>> BEGIN Selected extract
House in Midlands.... Mortgaged up to the hilt to the tune of £180,000. Currently in approx £50 - 60,000 negitive equity. On interest only. Already one month in arrears. This house WILL be getting repossessed soon. Be it a court repossession or we hand the keys back. Either way it is going as due to her moving out we simply cannot afford to keep it.

House down South.... Mortgaged to the tune of £186,000 on repayment. (Not enough equity to go onto Interest only). The house is in my name only both on the mortgage and deeds. This house is in negitive equity too. She inherited £30,000 from her late grandfather. She "owed" £5,500 to his estate as this was a loan to pay off the family car. This left £24,500 at the begining of this year. Her parents "lent" us the money to put a £21,000 deposit down on the house that I am currently living in, albeit it is the former marrital home that she has chosen to move out of. The agreement was that when the inheritance came through, they would get their money back straight away. (Look at it as a bridging type loan but with no interest). It turns out that she has not paid back the total sum and "we" are £4,000 short which we still owe her parents. We both signed a repayment contract and she told me that she had paid this money back but this would appear to be a load of rubbish. She says that £2,000 was spent on "household stuff" however she cannot recall where the other £2,000 went!! She says that "she" has £21,000 in the house and she wants it back, it's her money and not mine. You would not believe the threats that I have had both to my life and job if she doesn't get "her" money back!! In short she has said that it is up to me to make sure that she gets it.... I know this is bo11ocks as my solicitor told me that it is classed as marital assets??
>> END Selected extract
>> BEGIN Supplied records
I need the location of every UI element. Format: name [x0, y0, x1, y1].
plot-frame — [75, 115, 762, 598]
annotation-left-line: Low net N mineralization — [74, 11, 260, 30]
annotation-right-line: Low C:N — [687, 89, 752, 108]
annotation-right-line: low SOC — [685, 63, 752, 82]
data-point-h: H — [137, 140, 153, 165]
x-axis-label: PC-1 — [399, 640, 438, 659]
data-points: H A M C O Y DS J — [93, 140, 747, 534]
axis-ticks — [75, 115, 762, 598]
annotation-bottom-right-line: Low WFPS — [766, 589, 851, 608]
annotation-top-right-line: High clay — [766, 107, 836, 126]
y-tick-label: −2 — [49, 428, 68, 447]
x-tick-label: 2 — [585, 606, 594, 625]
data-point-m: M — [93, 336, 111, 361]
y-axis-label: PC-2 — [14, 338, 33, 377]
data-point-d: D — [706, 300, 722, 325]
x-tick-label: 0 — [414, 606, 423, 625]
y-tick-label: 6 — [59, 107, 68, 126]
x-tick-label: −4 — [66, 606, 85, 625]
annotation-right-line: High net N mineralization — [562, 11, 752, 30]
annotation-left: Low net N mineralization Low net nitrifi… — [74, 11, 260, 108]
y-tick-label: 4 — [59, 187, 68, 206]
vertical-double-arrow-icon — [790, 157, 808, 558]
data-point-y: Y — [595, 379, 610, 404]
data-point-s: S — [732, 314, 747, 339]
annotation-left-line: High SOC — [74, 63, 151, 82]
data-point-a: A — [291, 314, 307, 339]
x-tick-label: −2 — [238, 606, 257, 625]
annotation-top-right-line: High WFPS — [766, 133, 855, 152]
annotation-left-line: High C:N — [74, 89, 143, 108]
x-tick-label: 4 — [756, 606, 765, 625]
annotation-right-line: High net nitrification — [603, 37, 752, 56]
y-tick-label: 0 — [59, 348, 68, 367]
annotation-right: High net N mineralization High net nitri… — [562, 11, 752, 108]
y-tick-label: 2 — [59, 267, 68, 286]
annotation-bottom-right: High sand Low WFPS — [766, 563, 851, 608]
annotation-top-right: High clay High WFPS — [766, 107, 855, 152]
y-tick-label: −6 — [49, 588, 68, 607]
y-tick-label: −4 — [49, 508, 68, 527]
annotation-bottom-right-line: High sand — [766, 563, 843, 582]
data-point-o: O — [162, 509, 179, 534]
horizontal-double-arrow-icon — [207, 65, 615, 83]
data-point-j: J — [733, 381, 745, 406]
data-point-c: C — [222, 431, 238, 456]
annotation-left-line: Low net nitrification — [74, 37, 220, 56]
>> END Supplied records
**Problem to solve**: Quote the entire account of the two mortgaged houses word for word. The listing isn't needed here.

**Exercise solution**:
House in Midlands.... Mortgaged up to the hilt to the tune of £180,000. Currently in approx £50 - 60,000 negitive equity. On interest only. Already one month in arrears. This house WILL be getting repossessed soon. Be it a court repossession or we hand the keys back. Either way it is going as due to her moving out we simply cannot afford to keep it.

House down South.... Mortgaged to the tune of £186,000 on repayment. (Not enough equity to go onto Interest only). The house is in my name only both on the mortgage and deeds. This house is in negitive equity too. She inherited £30,000 from her late grandfather. She "owed" £5,500 to his estate as this was a loan to pay off the family car. This left £24,500 at the begining of this year. Her parents "lent" us the money to put a £21,000 deposit down on the house that I am currently living in, albeit it is the former marrital home that she has chosen to move out of. The agreement was that when the inheritance came through, they would get their money back straight away. (Look at it as a bridging type loan but with no interest). It turns out that she has not paid back the total sum and "we" are £4,000 short which we still owe her parents. We both signed a repayment contract and she told me that she had paid this money back but this would appear to be a load of rubbish. She says that £2,000 was spent on "household stuff" however she cannot recall where the other £2,000 went!! She says that "she" has £21,000 in the house and she wants it back, it's her money and not mine. You would not believe the threats that I have had both to my life and job if she doesn't get "her" money back!! In short she has said that it is up to me to make sure that she gets it.... I know this is bo11ocks as my solicitor told me that it is classed as marital assets??